** Start Input rows **
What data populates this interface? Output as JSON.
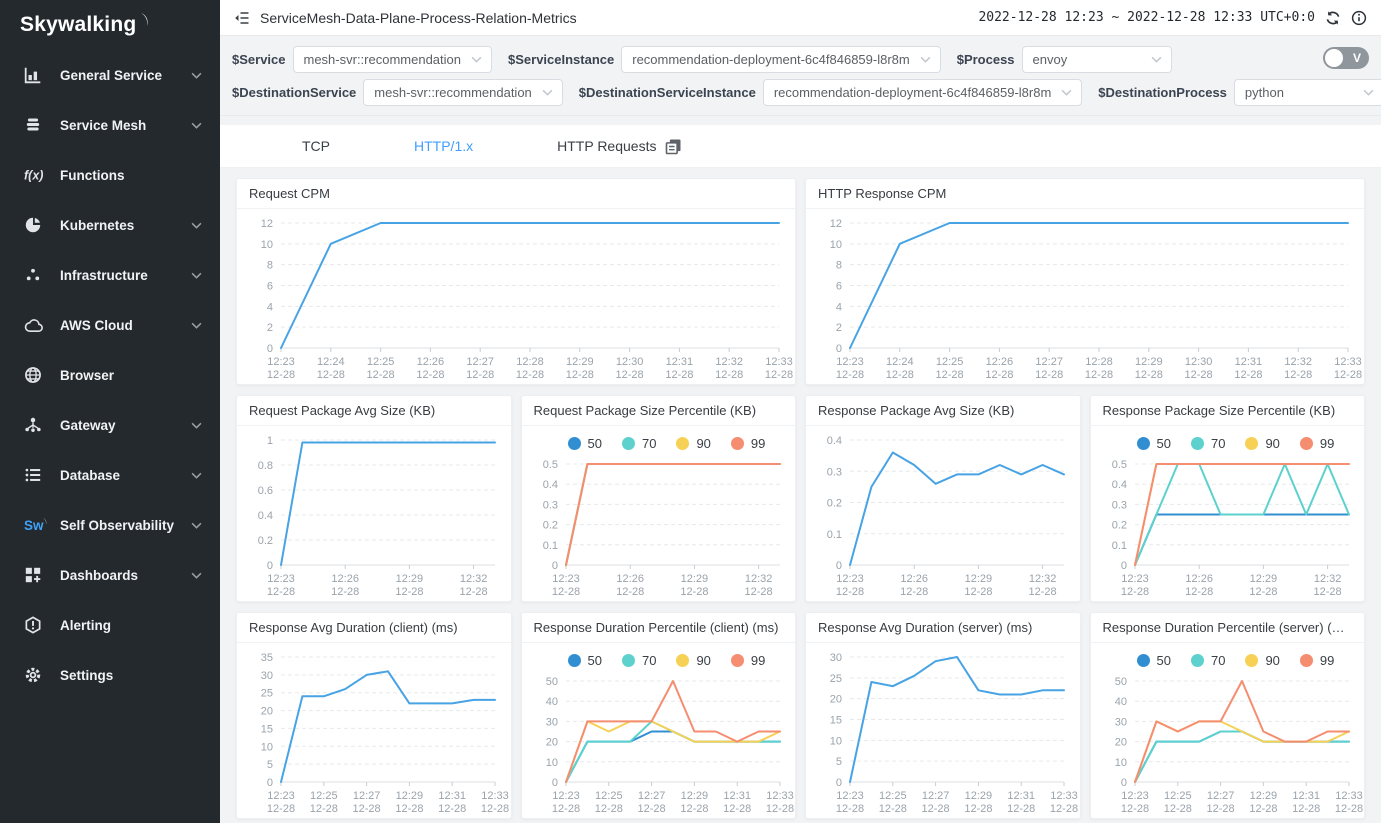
{
  "sidebar": {
    "logo": "Skywalking",
    "items": [
      {
        "label": "General Service",
        "icon": "bar-chart-icon",
        "expandable": true
      },
      {
        "label": "Service Mesh",
        "icon": "layers-icon",
        "expandable": true
      },
      {
        "label": "Functions",
        "icon": "function-icon",
        "expandable": false
      },
      {
        "label": "Kubernetes",
        "icon": "kubernetes-icon",
        "expandable": true
      },
      {
        "label": "Infrastructure",
        "icon": "dots-icon",
        "expandable": true
      },
      {
        "label": "AWS Cloud",
        "icon": "cloud-icon",
        "expandable": true
      },
      {
        "label": "Browser",
        "icon": "globe-icon",
        "expandable": false
      },
      {
        "label": "Gateway",
        "icon": "gateway-icon",
        "expandable": true
      },
      {
        "label": "Database",
        "icon": "database-icon",
        "expandable": true
      },
      {
        "label": "Self Observability",
        "icon": "sw-icon",
        "expandable": true
      },
      {
        "label": "Dashboards",
        "icon": "dashboard-icon",
        "expandable": true
      },
      {
        "label": "Alerting",
        "icon": "alert-icon",
        "expandable": false
      },
      {
        "label": "Settings",
        "icon": "gear-icon",
        "expandable": false
      }
    ]
  },
  "header": {
    "title": "ServiceMesh-Data-Plane-Process-Relation-Metrics",
    "time_range": "2022-12-28 12:23 ~ 2022-12-28 12:33",
    "timezone": "UTC+0:0"
  },
  "filters": {
    "row1": [
      {
        "label": "$Service",
        "value": "mesh-svr::recommendation"
      },
      {
        "label": "$ServiceInstance",
        "value": "recommendation-deployment-6c4f846859-l8r8m"
      },
      {
        "label": "$Process",
        "value": "envoy"
      }
    ],
    "row2": [
      {
        "label": "$DestinationService",
        "value": "mesh-svr::recommendation"
      },
      {
        "label": "$DestinationServiceInstance",
        "value": "recommendation-deployment-6c4f846859-l8r8m"
      },
      {
        "label": "$DestinationProcess",
        "value": "python"
      }
    ],
    "toggle_label": "V"
  },
  "tabs": [
    {
      "label": "TCP",
      "active": false
    },
    {
      "label": "HTTP/1.x",
      "active": true
    },
    {
      "label": "HTTP Requests",
      "active": false,
      "icon": "copy-icon"
    }
  ],
  "colors": {
    "accent": "#409eff",
    "line_blue": "#47a3e4",
    "p50": "#318fd1",
    "p70": "#5cd1cd",
    "p90": "#f6d155",
    "p99": "#f58d70",
    "sidebar_bg": "#24292e"
  },
  "chart_data": [
    {
      "type": "line",
      "title": "Request CPM",
      "x": [
        "12:23",
        "12:24",
        "12:25",
        "12:26",
        "12:27",
        "12:28",
        "12:29",
        "12:30",
        "12:31",
        "12:32",
        "12:33"
      ],
      "x_sub": "12-28",
      "x_tick_step": 1,
      "ylim": [
        0,
        12
      ],
      "yticks": [
        0,
        2,
        4,
        6,
        8,
        10,
        12
      ],
      "series": [
        {
          "name": "",
          "color": "#47a3e4",
          "values": [
            0,
            10,
            12,
            12,
            12,
            12,
            12,
            12,
            12,
            12,
            12
          ]
        }
      ]
    },
    {
      "type": "line",
      "title": "HTTP Response CPM",
      "x": [
        "12:23",
        "12:24",
        "12:25",
        "12:26",
        "12:27",
        "12:28",
        "12:29",
        "12:30",
        "12:31",
        "12:32",
        "12:33"
      ],
      "x_sub": "12-28",
      "x_tick_step": 1,
      "ylim": [
        0,
        12
      ],
      "yticks": [
        0,
        2,
        4,
        6,
        8,
        10,
        12
      ],
      "series": [
        {
          "name": "",
          "color": "#47a3e4",
          "values": [
            0,
            10,
            12,
            12,
            12,
            12,
            12,
            12,
            12,
            12,
            12
          ]
        }
      ]
    },
    {
      "type": "line",
      "title": "Request Package Avg Size (KB)",
      "x": [
        "12:23",
        "12:24",
        "12:25",
        "12:26",
        "12:27",
        "12:28",
        "12:29",
        "12:30",
        "12:31",
        "12:32",
        "12:33"
      ],
      "x_sub": "12-28",
      "x_tick_step": 3,
      "ylim": [
        0,
        1
      ],
      "yticks": [
        0,
        0.2,
        0.4,
        0.6,
        0.8,
        1
      ],
      "series": [
        {
          "name": "",
          "color": "#47a3e4",
          "values": [
            0,
            0.98,
            0.98,
            0.98,
            0.98,
            0.98,
            0.98,
            0.98,
            0.98,
            0.98,
            0.98
          ]
        }
      ]
    },
    {
      "type": "line",
      "title": "Request Package Size Percentile (KB)",
      "x": [
        "12:23",
        "12:24",
        "12:25",
        "12:26",
        "12:27",
        "12:28",
        "12:29",
        "12:30",
        "12:31",
        "12:32",
        "12:33"
      ],
      "x_sub": "12-28",
      "x_tick_step": 3,
      "ylim": [
        0,
        0.5
      ],
      "yticks": [
        0,
        0.1,
        0.2,
        0.3,
        0.4,
        0.5
      ],
      "series": [
        {
          "name": "50",
          "color": "#318fd1",
          "values": [
            0,
            0.5,
            0.5,
            0.5,
            0.5,
            0.5,
            0.5,
            0.5,
            0.5,
            0.5,
            0.5
          ]
        },
        {
          "name": "70",
          "color": "#5cd1cd",
          "values": [
            0,
            0.5,
            0.5,
            0.5,
            0.5,
            0.5,
            0.5,
            0.5,
            0.5,
            0.5,
            0.5
          ]
        },
        {
          "name": "90",
          "color": "#f6d155",
          "values": [
            0,
            0.5,
            0.5,
            0.5,
            0.5,
            0.5,
            0.5,
            0.5,
            0.5,
            0.5,
            0.5
          ]
        },
        {
          "name": "99",
          "color": "#f58d70",
          "values": [
            0,
            0.5,
            0.5,
            0.5,
            0.5,
            0.5,
            0.5,
            0.5,
            0.5,
            0.5,
            0.5
          ]
        }
      ]
    },
    {
      "type": "line",
      "title": "Response Package Avg Size (KB)",
      "x": [
        "12:23",
        "12:24",
        "12:25",
        "12:26",
        "12:27",
        "12:28",
        "12:29",
        "12:30",
        "12:31",
        "12:32",
        "12:33"
      ],
      "x_sub": "12-28",
      "x_tick_step": 3,
      "ylim": [
        0,
        0.4
      ],
      "yticks": [
        0,
        0.1,
        0.2,
        0.3,
        0.4
      ],
      "series": [
        {
          "name": "",
          "color": "#47a3e4",
          "values": [
            0,
            0.25,
            0.36,
            0.32,
            0.26,
            0.29,
            0.29,
            0.32,
            0.29,
            0.32,
            0.29
          ]
        }
      ]
    },
    {
      "type": "line",
      "title": "Response Package Size Percentile (KB)",
      "x": [
        "12:23",
        "12:24",
        "12:25",
        "12:26",
        "12:27",
        "12:28",
        "12:29",
        "12:30",
        "12:31",
        "12:32",
        "12:33"
      ],
      "x_sub": "12-28",
      "x_tick_step": 3,
      "ylim": [
        0,
        0.5
      ],
      "yticks": [
        0,
        0.1,
        0.2,
        0.3,
        0.4,
        0.5
      ],
      "series": [
        {
          "name": "50",
          "color": "#318fd1",
          "values": [
            0,
            0.25,
            0.25,
            0.25,
            0.25,
            0.25,
            0.25,
            0.25,
            0.25,
            0.25,
            0.25
          ]
        },
        {
          "name": "70",
          "color": "#5cd1cd",
          "values": [
            0,
            0.25,
            0.5,
            0.5,
            0.25,
            0.25,
            0.25,
            0.5,
            0.25,
            0.5,
            0.25
          ]
        },
        {
          "name": "90",
          "color": "#f6d155",
          "values": [
            0,
            0.5,
            0.5,
            0.5,
            0.5,
            0.5,
            0.5,
            0.5,
            0.5,
            0.5,
            0.5
          ]
        },
        {
          "name": "99",
          "color": "#f58d70",
          "values": [
            0,
            0.5,
            0.5,
            0.5,
            0.5,
            0.5,
            0.5,
            0.5,
            0.5,
            0.5,
            0.5
          ]
        }
      ]
    },
    {
      "type": "line",
      "title": "Response Avg Duration (client) (ms)",
      "x": [
        "12:23",
        "12:24",
        "12:25",
        "12:26",
        "12:27",
        "12:28",
        "12:29",
        "12:30",
        "12:31",
        "12:32",
        "12:33"
      ],
      "x_sub": "12-28",
      "x_tick_step": 2,
      "ylim": [
        0,
        35
      ],
      "yticks": [
        0,
        5,
        10,
        15,
        20,
        25,
        30,
        35
      ],
      "series": [
        {
          "name": "",
          "color": "#47a3e4",
          "values": [
            0,
            24,
            24,
            26,
            30,
            31,
            22,
            22,
            22,
            23,
            23
          ]
        }
      ]
    },
    {
      "type": "line",
      "title": "Response Duration Percentile (client) (ms)",
      "x": [
        "12:23",
        "12:24",
        "12:25",
        "12:26",
        "12:27",
        "12:28",
        "12:29",
        "12:30",
        "12:31",
        "12:32",
        "12:33"
      ],
      "x_sub": "12-28",
      "x_tick_step": 2,
      "ylim": [
        0,
        50
      ],
      "yticks": [
        0,
        10,
        20,
        30,
        40,
        50
      ],
      "series": [
        {
          "name": "50",
          "color": "#318fd1",
          "values": [
            0,
            20,
            20,
            20,
            25,
            25,
            20,
            20,
            20,
            20,
            20
          ]
        },
        {
          "name": "70",
          "color": "#5cd1cd",
          "values": [
            0,
            20,
            20,
            20,
            30,
            25,
            20,
            20,
            20,
            20,
            20
          ]
        },
        {
          "name": "90",
          "color": "#f6d155",
          "values": [
            0,
            30,
            25,
            30,
            30,
            25,
            20,
            20,
            20,
            20,
            25
          ]
        },
        {
          "name": "99",
          "color": "#f58d70",
          "values": [
            0,
            30,
            30,
            30,
            30,
            50,
            25,
            25,
            20,
            25,
            25
          ]
        }
      ]
    },
    {
      "type": "line",
      "title": "Response Avg Duration (server) (ms)",
      "x": [
        "12:23",
        "12:24",
        "12:25",
        "12:26",
        "12:27",
        "12:28",
        "12:29",
        "12:30",
        "12:31",
        "12:32",
        "12:33"
      ],
      "x_sub": "12-28",
      "x_tick_step": 2,
      "ylim": [
        0,
        30
      ],
      "yticks": [
        0,
        5,
        10,
        15,
        20,
        25,
        30
      ],
      "series": [
        {
          "name": "",
          "color": "#47a3e4",
          "values": [
            0,
            24,
            23,
            25.5,
            29,
            30,
            22,
            21,
            21,
            22,
            22
          ]
        }
      ]
    },
    {
      "type": "line",
      "title": "Response Duration Percentile (server) (ms)",
      "x": [
        "12:23",
        "12:24",
        "12:25",
        "12:26",
        "12:27",
        "12:28",
        "12:29",
        "12:30",
        "12:31",
        "12:32",
        "12:33"
      ],
      "x_sub": "12-28",
      "x_tick_step": 2,
      "ylim": [
        0,
        50
      ],
      "yticks": [
        0,
        10,
        20,
        30,
        40,
        50
      ],
      "series": [
        {
          "name": "50",
          "color": "#318fd1",
          "values": [
            0,
            20,
            20,
            20,
            25,
            25,
            20,
            20,
            20,
            20,
            20
          ]
        },
        {
          "name": "70",
          "color": "#5cd1cd",
          "values": [
            0,
            20,
            20,
            20,
            25,
            25,
            20,
            20,
            20,
            20,
            20
          ]
        },
        {
          "name": "90",
          "color": "#f6d155",
          "values": [
            0,
            30,
            25,
            30,
            30,
            25,
            20,
            20,
            20,
            20,
            25
          ]
        },
        {
          "name": "99",
          "color": "#f58d70",
          "values": [
            0,
            30,
            25,
            30,
            30,
            50,
            25,
            20,
            20,
            25,
            25
          ]
        }
      ]
    }
  ]
}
** End Input rows **
Stated exercise: Show all lines from the records above where the word "Response" occurs.

Reply:
      "title": "HTTP Response CPM",
      "title": "Response Package Avg Size (KB)",
      "title": "Response Package Size Percentile (KB)",
      "title": "Response Avg Duration (client) (ms)",
      "title": "Response Duration Percentile (client) (ms)",
      "title": "Response Avg Duration (server) (ms)",
      "title": "Response Duration Percentile (server) (ms)",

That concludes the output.